**Trecho do texto**
┌──
Há
quem diga que o artista é um ser difícil: umbigueiro, esteta puritano, egoísta
e desbundado são algumas das acusações. Por conta da confusão entre artista
e celebridade, ser artista se tornou um pecado capital, e a arte e seu
espetáculo um inferno, sem volta.
O
engraçado é ver os burocratas e suas boinas frustradas, aderindo à arte (o
pecado que assombra a verdade), por não conseguirem emocionar ninguém com seus
discursos empoeirados e suas babas de incoerência. Eles tem se valido do espaço
da arte pra plantar minas explosivas no território da criação.
Eles
não cantam, não dançam, não versam, não pintam, não tocam, não colaboram, não
fode e nem saí de cima! Mas adoram um palco, tem orgasmos por holofotes quando cospem
no microfone e o pior: tem um ego equivalente a de seus gritos e esbravejadas.
Um ego revestido de palavras como: coletivo, atitude, luta, irmão, tamô junto,
eu respeito... e mais um monte de vocabulário aprendido nas escolinhas do
movimento estudantil.
└──
**Listagem extraída**
┌──
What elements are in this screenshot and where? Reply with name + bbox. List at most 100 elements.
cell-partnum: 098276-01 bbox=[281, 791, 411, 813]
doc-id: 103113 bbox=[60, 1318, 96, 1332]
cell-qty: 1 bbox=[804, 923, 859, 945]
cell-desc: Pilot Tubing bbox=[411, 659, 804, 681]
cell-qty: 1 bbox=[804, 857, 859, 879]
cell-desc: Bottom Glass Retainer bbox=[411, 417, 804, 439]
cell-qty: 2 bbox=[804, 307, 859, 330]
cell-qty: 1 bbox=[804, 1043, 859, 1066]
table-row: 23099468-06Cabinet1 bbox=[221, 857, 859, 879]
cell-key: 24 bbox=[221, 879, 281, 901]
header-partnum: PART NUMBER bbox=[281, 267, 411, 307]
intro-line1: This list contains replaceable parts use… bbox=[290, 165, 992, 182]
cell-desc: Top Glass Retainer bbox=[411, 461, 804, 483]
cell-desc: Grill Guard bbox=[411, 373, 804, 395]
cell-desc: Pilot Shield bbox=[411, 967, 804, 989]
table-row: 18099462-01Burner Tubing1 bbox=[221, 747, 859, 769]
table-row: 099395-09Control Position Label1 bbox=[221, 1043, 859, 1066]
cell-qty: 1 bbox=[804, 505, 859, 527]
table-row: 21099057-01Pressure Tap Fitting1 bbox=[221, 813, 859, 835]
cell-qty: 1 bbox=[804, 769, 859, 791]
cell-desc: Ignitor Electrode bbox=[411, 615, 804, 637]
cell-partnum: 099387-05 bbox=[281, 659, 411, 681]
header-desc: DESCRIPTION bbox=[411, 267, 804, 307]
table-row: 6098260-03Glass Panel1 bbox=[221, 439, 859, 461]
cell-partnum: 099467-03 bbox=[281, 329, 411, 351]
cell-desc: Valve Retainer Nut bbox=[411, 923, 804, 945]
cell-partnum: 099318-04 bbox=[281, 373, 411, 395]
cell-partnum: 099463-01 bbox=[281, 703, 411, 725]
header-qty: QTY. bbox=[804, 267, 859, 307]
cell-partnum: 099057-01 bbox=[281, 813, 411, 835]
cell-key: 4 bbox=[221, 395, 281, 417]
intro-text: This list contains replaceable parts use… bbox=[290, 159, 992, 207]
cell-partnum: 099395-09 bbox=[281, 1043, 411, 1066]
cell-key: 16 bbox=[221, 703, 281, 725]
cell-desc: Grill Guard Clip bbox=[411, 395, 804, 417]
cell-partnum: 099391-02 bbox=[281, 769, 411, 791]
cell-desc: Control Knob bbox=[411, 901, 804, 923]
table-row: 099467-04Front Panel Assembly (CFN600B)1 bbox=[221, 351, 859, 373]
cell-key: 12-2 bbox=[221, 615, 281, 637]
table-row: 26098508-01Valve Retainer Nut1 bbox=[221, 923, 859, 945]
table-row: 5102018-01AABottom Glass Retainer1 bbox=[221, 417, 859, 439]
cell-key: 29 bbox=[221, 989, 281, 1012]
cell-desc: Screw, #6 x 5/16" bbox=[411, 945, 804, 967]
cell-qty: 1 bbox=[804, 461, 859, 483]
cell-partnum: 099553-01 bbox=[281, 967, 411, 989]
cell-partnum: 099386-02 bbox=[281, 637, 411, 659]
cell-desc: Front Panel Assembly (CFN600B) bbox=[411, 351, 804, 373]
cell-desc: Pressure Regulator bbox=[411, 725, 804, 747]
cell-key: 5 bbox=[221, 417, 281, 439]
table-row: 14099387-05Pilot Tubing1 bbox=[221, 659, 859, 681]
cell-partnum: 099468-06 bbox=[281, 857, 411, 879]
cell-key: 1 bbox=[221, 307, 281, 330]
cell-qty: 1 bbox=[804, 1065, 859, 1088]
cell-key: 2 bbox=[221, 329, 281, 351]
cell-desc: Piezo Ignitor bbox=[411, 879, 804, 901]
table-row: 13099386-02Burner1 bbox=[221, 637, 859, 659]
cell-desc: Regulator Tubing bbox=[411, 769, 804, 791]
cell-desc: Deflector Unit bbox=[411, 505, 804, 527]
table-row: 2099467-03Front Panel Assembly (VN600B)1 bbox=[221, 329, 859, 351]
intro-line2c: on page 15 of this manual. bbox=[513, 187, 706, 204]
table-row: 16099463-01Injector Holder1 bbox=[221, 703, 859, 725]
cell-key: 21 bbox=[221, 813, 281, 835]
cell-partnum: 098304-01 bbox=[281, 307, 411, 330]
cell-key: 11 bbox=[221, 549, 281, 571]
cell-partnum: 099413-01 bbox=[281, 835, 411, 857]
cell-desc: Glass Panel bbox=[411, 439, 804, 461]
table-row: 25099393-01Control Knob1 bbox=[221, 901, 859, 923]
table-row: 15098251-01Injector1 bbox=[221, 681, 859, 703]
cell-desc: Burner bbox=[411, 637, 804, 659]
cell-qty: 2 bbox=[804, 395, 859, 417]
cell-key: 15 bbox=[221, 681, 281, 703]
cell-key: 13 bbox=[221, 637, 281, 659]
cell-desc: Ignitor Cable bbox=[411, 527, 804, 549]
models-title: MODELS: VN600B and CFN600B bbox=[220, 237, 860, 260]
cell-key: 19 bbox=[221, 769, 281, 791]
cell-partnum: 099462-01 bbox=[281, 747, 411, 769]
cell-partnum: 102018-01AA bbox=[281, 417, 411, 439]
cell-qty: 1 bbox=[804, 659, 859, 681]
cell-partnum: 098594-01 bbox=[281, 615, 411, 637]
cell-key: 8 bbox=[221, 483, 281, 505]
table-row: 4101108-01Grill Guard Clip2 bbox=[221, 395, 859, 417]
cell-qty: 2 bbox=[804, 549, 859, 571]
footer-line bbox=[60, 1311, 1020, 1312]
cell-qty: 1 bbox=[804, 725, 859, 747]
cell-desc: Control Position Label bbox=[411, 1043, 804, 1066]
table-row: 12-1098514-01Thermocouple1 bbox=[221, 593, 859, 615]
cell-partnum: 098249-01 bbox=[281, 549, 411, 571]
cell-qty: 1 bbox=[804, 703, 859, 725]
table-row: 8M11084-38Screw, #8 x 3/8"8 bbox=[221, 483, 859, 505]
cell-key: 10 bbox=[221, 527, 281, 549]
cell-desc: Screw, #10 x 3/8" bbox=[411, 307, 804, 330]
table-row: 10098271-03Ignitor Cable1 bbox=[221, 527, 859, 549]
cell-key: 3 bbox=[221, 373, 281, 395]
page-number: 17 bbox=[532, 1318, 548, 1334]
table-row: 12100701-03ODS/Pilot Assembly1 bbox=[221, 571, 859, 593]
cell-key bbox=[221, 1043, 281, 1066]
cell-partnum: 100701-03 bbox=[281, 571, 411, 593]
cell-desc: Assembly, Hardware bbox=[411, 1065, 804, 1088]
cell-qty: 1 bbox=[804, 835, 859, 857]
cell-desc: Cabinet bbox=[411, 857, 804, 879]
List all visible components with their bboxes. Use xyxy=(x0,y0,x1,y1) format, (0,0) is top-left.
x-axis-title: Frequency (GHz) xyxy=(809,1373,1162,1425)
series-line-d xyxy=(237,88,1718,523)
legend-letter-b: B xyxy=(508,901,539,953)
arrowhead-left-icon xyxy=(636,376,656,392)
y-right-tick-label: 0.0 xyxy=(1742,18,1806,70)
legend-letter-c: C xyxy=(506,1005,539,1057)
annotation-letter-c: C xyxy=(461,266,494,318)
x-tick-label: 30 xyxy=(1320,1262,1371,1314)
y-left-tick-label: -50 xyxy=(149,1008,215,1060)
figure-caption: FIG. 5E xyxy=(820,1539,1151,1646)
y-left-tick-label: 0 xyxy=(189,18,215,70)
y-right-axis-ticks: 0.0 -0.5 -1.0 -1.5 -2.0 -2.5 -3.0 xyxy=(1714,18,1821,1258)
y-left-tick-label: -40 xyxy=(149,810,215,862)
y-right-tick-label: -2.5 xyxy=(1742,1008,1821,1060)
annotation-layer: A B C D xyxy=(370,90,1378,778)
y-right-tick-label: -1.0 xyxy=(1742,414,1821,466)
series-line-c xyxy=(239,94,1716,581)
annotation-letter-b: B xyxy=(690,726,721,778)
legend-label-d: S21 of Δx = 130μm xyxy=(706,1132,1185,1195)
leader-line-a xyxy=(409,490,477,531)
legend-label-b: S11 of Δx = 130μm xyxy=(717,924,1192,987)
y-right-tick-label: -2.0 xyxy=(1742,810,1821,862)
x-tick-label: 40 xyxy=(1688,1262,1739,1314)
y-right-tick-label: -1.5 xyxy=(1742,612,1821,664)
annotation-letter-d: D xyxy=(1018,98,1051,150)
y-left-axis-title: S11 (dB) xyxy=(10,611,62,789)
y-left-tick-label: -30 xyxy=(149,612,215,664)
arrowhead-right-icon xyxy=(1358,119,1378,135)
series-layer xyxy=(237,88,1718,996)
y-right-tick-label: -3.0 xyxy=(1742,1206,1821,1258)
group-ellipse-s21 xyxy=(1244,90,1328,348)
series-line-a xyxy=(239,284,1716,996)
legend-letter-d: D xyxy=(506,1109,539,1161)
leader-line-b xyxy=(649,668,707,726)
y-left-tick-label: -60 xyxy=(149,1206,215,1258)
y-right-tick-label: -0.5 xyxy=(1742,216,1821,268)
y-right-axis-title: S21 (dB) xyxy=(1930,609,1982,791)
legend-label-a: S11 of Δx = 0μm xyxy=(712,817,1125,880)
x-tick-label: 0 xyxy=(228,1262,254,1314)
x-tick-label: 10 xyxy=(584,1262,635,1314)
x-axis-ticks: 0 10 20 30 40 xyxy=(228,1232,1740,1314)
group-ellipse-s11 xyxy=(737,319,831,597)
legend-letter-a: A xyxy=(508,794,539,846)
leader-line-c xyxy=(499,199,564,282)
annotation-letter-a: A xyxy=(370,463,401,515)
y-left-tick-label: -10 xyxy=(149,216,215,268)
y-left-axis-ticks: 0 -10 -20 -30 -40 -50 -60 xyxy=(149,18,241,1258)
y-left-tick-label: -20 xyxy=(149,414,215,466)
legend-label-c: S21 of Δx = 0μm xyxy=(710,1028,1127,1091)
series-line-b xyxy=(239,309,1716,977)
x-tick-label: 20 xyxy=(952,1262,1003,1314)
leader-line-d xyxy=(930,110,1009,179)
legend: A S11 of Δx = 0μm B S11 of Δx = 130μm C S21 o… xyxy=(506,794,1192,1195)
└──
**Sua tarefa**
Por favor, escreva a continuação do texto sobre artistas e burocratas, começando logo após a última frase apresentada. A listagem não tem nenhum papel nesta atividade.

**Resposta final**
Nunca
aceitam ser coadjuvantes, só querem os louros da liderança e da persuasão, e normalmente
tem alguns capachos pra massagear e defender seus chiliques, pois eles não querem
se expor, preferem ficar de conchavo pra ver se acusa alguém de não respeitá-lo.
Gostam mesmo é de supervisionar, vigiar, deixar tudo limpinho e ficar olhando
de perto se algum artista está saindo do seu eixo quadrado.
Como
já estão mais manjados que plantar bananeira, eles ficam por aí, caçando um
publico qualquer, que carinhosamente chamam de “nossa comunidade”, pra
convencê-los de silenciar a música, ignorar a poesia, ficar de cara amarrada e
sem ritmo, pra ouvir as “coisas importantes” arquitetadas em uma cadeira concursada,
no condomínio engradado ou nas salas de pós-graduação. Mas não dizem nada com
essas palavras. Como bons militantes, líderes natos, estudam como construir um
bom discurso, como viver de retórica e como fazer a maioria esquentar a
mamadeira de seus ideais.
São
os exorcistas da arte, e estão heroicamente à solta, impedindo a criação, o
descontrole, a liberdade e a arruinação dos seus projetos prontos que não saem
do papel. Não são diferentes de um pastor neopentecostal, quando o assunto é
arte. Pregam que apresentar um espetáculo, sorrir, celebrar e existir é digno
de queimar nos mármores do inferno. Já, já vão chamar artista de encosto, falta
pouco.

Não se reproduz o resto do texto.